"""

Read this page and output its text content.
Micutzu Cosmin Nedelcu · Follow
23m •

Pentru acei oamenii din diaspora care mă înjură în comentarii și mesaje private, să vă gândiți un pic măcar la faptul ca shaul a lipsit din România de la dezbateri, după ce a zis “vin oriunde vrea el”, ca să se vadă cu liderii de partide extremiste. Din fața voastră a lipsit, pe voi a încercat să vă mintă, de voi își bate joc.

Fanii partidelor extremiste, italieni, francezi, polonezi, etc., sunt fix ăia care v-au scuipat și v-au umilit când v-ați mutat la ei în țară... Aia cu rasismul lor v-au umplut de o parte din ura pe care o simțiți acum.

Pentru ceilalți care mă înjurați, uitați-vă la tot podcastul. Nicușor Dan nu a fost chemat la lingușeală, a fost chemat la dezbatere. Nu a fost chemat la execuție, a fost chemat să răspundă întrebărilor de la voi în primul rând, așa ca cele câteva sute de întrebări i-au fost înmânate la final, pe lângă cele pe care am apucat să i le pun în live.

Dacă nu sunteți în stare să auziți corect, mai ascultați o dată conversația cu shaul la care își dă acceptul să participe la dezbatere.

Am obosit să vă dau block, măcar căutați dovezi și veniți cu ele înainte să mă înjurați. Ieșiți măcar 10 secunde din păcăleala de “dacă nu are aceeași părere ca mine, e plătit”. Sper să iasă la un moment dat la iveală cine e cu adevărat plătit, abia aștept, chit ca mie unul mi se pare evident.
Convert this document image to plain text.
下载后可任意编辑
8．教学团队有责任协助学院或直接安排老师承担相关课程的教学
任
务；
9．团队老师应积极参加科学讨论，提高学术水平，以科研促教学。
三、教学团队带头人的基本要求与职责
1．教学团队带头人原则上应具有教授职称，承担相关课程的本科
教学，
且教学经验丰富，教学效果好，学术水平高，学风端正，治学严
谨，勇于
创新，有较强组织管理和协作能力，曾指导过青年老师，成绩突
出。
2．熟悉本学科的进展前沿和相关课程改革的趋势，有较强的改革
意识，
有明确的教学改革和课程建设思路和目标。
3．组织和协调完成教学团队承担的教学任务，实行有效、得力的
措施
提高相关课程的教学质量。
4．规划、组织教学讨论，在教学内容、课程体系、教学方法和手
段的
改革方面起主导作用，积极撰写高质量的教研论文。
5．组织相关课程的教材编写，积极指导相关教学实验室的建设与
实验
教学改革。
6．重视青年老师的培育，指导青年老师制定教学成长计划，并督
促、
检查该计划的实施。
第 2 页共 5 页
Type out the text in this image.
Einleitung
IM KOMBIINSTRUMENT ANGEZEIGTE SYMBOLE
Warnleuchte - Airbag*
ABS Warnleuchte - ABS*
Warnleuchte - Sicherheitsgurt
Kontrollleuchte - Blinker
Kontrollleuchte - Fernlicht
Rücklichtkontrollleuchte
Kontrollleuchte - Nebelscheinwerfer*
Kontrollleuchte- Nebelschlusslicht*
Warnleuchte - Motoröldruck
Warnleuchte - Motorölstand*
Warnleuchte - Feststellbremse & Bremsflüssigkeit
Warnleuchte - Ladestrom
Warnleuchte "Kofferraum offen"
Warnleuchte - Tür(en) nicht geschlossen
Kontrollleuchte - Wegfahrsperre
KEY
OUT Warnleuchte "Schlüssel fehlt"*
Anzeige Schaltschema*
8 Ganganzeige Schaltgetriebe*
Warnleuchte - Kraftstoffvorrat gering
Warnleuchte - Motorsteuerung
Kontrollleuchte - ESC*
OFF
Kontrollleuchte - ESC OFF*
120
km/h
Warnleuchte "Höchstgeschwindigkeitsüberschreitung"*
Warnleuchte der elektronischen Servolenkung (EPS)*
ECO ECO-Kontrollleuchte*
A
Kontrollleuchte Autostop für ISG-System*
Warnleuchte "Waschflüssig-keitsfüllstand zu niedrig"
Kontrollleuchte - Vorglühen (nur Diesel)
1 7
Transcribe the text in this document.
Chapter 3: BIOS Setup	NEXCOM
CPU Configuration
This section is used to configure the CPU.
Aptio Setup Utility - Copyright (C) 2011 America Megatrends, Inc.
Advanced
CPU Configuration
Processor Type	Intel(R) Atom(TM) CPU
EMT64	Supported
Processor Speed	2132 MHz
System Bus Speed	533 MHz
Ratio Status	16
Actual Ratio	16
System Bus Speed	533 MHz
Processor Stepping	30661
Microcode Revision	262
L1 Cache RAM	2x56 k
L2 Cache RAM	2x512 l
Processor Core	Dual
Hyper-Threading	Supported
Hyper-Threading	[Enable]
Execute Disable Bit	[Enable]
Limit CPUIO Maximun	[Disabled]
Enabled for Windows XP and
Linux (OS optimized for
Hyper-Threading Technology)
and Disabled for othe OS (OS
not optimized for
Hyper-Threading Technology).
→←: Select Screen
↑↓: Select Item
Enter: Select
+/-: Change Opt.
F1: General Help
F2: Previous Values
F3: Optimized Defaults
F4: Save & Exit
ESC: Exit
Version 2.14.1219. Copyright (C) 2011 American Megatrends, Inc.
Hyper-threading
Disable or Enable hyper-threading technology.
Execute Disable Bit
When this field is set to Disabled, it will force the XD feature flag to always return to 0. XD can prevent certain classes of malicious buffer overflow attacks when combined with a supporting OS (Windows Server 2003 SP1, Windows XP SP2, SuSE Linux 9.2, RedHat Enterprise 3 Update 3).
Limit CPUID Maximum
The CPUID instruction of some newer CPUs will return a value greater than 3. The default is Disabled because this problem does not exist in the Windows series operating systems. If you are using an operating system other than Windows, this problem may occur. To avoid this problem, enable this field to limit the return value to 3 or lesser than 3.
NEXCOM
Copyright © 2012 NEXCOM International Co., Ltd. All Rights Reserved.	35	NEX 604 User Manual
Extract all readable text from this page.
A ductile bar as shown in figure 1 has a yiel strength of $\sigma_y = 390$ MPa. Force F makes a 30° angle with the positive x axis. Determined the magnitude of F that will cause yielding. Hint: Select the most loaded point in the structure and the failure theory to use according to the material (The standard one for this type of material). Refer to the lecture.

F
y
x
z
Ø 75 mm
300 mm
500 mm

"""

→ **Description of the task**
Output every line above without altering anything.

→ **Solution for this problem**
Read this page and output its text content.
Micutzu Cosmin Nedelcu · Follow
23m •

Pentru acei oamenii din diaspora care mă înjură în comentarii și mesaje private, să vă gândiți un pic măcar la faptul ca shaul a lipsit din România de la dezbateri, după ce a zis “vin oriunde vrea el”, ca să se vadă cu liderii de partide extremiste. Din fața voastră a lipsit, pe voi a încercat să vă mintă, de voi își bate joc.

Fanii partidelor extremiste, italieni, francezi, polonezi, etc., sunt fix ăia care v-au scuipat și v-au umilit când v-ați mutat la ei în țară... Aia cu rasismul lor v-au umplut de o parte din ura pe care o simțiți acum.

Pentru ceilalți care mă înjurați, uitați-vă la tot podcastul. Nicușor Dan nu a fost chemat la lingușeală, a fost chemat la dezbatere. Nu a fost chemat la execuție, a fost chemat să răspundă întrebărilor de la voi în primul rând, așa ca cele câteva sute de întrebări i-au fost înmânate la final, pe lângă cele pe care am apucat să i le pun în live.

Dacă nu sunteți în stare să auziți corect, mai ascultați o dată conversația cu shaul la care își dă acceptul să participe la dezbatere.

Am obosit să vă dau block, măcar căutați dovezi și veniți cu ele înainte să mă înjurați. Ieșiți măcar 10 secunde din păcăleala de “dacă nu are aceeași părere ca mine, e plătit”. Sper să iasă la un moment dat la iveală cine e cu adevărat plătit, abia aștept, chit ca mie unul mi se pare evident.
Convert this document image to plain text.
下载后可任意编辑
8．教学团队有责任协助学院或直接安排老师承担相关课程的教学
任
务；
9．团队老师应积极参加科学讨论，提高学术水平，以科研促教学。
三、教学团队带头人的基本要求与职责
1．教学团队带头人原则上应具有教授职称，承担相关课程的本科
教学，
且教学经验丰富，教学效果好，学术水平高，学风端正，治学严
谨，勇于
创新，有较强组织管理和协作能力，曾指导过青年老师，成绩突
出。
2．熟悉本学科的进展前沿和相关课程改革的趋势，有较强的改革
意识，
有明确的教学改革和课程建设思路和目标。
3．组织和协调完成教学团队承担的教学任务，实行有效、得力的
措施
提高相关课程的教学质量。
4．规划、组织教学讨论，在教学内容、课程体系、教学方法和手
段的
改革方面起主导作用，积极撰写高质量的教研论文。
5．组织相关课程的教材编写，积极指导相关教学实验室的建设与
实验
教学改革。
6．重视青年老师的培育，指导青年老师制定教学成长计划，并督
促、
检查该计划的实施。
第 2 页共 5 页
Type out the text in this image.
Einleitung
IM KOMBIINSTRUMENT ANGEZEIGTE SYMBOLE
Warnleuchte - Airbag*
ABS Warnleuchte - ABS*
Warnleuchte - Sicherheitsgurt
Kontrollleuchte - Blinker
Kontrollleuchte - Fernlicht
Rücklichtkontrollleuchte
Kontrollleuchte - Nebelscheinwerfer*
Kontrollleuchte- Nebelschlusslicht*
Warnleuchte - Motoröldruck
Warnleuchte - Motorölstand*
Warnleuchte - Feststellbremse & Bremsflüssigkeit
Warnleuchte - Ladestrom
Warnleuchte "Kofferraum offen"
Warnleuchte - Tür(en) nicht geschlossen
Kontrollleuchte - Wegfahrsperre
KEY
OUT Warnleuchte "Schlüssel fehlt"*
Anzeige Schaltschema*
8 Ganganzeige Schaltgetriebe*
Warnleuchte - Kraftstoffvorrat gering
Warnleuchte - Motorsteuerung
Kontrollleuchte - ESC*
OFF
Kontrollleuchte - ESC OFF*
120
km/h
Warnleuchte "Höchstgeschwindigkeitsüberschreitung"*
Warnleuchte der elektronischen Servolenkung (EPS)*
ECO ECO-Kontrollleuchte*
A
Kontrollleuchte Autostop für ISG-System*
Warnleuchte "Waschflüssig-keitsfüllstand zu niedrig"
Kontrollleuchte - Vorglühen (nur Diesel)
1 7
Transcribe the text in this document.
Chapter 3: BIOS Setup	NEXCOM
CPU Configuration
This section is used to configure the CPU.
Aptio Setup Utility - Copyright (C) 2011 America Megatrends, Inc.
Advanced
CPU Configuration
Processor Type	Intel(R) Atom(TM) CPU
EMT64	Supported
Processor Speed	2132 MHz
System Bus Speed	533 MHz
Ratio Status	16
Actual Ratio	16
System Bus Speed	533 MHz
Processor Stepping	30661
Microcode Revision	262
L1 Cache RAM	2x56 k
L2 Cache RAM	2x512 l
Processor Core	Dual
Hyper-Threading	Supported
Hyper-Threading	[Enable]
Execute Disable Bit	[Enable]
Limit CPUIO Maximun	[Disabled]
Enabled for Windows XP and
Linux (OS optimized for
Hyper-Threading Technology)
and Disabled for othe OS (OS
not optimized for
Hyper-Threading Technology).
→←: Select Screen
↑↓: Select Item
Enter: Select
+/-: Change Opt.
F1: General Help
F2: Previous Values
F3: Optimized Defaults
F4: Save & Exit
ESC: Exit
Version 2.14.1219. Copyright (C) 2011 American Megatrends, Inc.
Hyper-threading
Disable or Enable hyper-threading technology.
Execute Disable Bit
When this field is set to Disabled, it will force the XD feature flag to always return to 0. XD can prevent certain classes of malicious buffer overflow attacks when combined with a supporting OS (Windows Server 2003 SP1, Windows XP SP2, SuSE Linux 9.2, RedHat Enterprise 3 Update 3).
Limit CPUID Maximum
The CPUID instruction of some newer CPUs will return a value greater than 3. The default is Disabled because this problem does not exist in the Windows series operating systems. If you are using an operating system other than Windows, this problem may occur. To avoid this problem, enable this field to limit the return value to 3 or lesser than 3.
NEXCOM
Copyright © 2012 NEXCOM International Co., Ltd. All Rights Reserved.	35	NEX 604 User Manual
Extract all readable text from this page.
A ductile bar as shown in figure 1 has a yiel strength of $\sigma_y = 390$ MPa. Force F makes a 30° angle with the positive x axis. Determined the magnitude of F that will cause yielding. Hint: Select the most loaded point in the structure and the failure theory to use according to the material (The standard one for this type of material). Refer to the lecture.

F
y
x
z
Ø 75 mm
300 mm
500 mm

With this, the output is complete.